━━━ Data to process

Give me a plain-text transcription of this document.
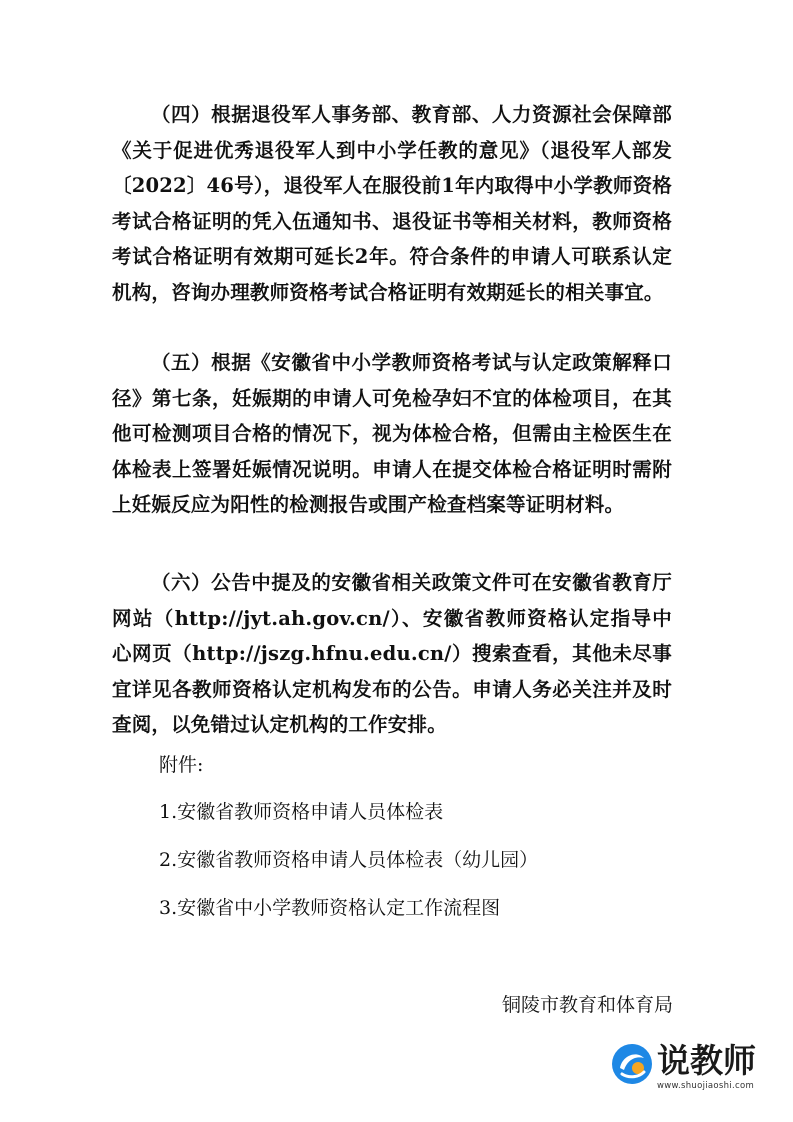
（四）根据退役军人事务部、教育部、人力资源社会保障部《关于促进优秀退役军人到中小学任教的意见》（退役军人部发〔2022〕46号），退役军人在服役前1年内取得中小学教师资格考试合格证明的凭入伍通知书、退役证书等相关材料，教师资格考试合格证明有效期可延长2年。符合条件的申请人可联系认定机构，咨询办理教师资格考试合格证明有效期延长的相关事宜。

（五）根据《安徽省中小学教师资格考试与认定政策解释口径》第七条，妊娠期的申请人可免检孕妇不宜的体检项目，在其他可检测项目合格的情况下，视为体检合格，但需由主检医生在体检表上签署妊娠情况说明。申请人在提交体检合格证明时需附上妊娠反应为阳性的检测报告或围产检查档案等证明材料。

（六）公告中提及的安徽省相关政策文件可在安徽省教育厅网站（http://jyt.ah.gov.cn/）、安徽省教师资格认定指导中心网页（http://jszg.hfnu.edu.cn/）搜索查看，其他未尽事宜详见各教师资格认定机构发布的公告。申请人务必关注并及时查阅，以免错过认定机构的工作安排。

附件:

1.安徽省教师资格申请人员体检表

2.安徽省教师资格申请人员体检表（幼儿园）

3.安徽省中小学教师资格认定工作流程图

铜陵市教育和体育局

说教师
www.shuojiaoshi.com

━━━━━━

Exercise brief: Omit every picture, then repeat the remaining data exactly as it appears above.

Output for this task:
Give me a plain-text transcription of this document.
（四）根据退役军人事务部、教育部、人力资源社会保障部《关于促进优秀退役军人到中小学任教的意见》（退役军人部发〔2022〕46号），退役军人在服役前1年内取得中小学教师资格考试合格证明的凭入伍通知书、退役证书等相关材料，教师资格考试合格证明有效期可延长2年。符合条件的申请人可联系认定机构，咨询办理教师资格考试合格证明有效期延长的相关事宜。

（五）根据《安徽省中小学教师资格考试与认定政策解释口径》第七条，妊娠期的申请人可免检孕妇不宜的体检项目，在其他可检测项目合格的情况下，视为体检合格，但需由主检医生在体检表上签署妊娠情况说明。申请人在提交体检合格证明时需附上妊娠反应为阳性的检测报告或围产检查档案等证明材料。

（六）公告中提及的安徽省相关政策文件可在安徽省教育厅网站（http://jyt.ah.gov.cn/）、安徽省教师资格认定指导中心网页（http://jszg.hfnu.edu.cn/）搜索查看，其他未尽事宜详见各教师资格认定机构发布的公告。申请人务必关注并及时查阅，以免错过认定机构的工作安排。

附件:

1.安徽省教师资格申请人员体检表

2.安徽省教师资格申请人员体检表（幼儿园）

3.安徽省中小学教师资格认定工作流程图

铜陵市教育和体育局

说教师
www.shuojiaoshi.com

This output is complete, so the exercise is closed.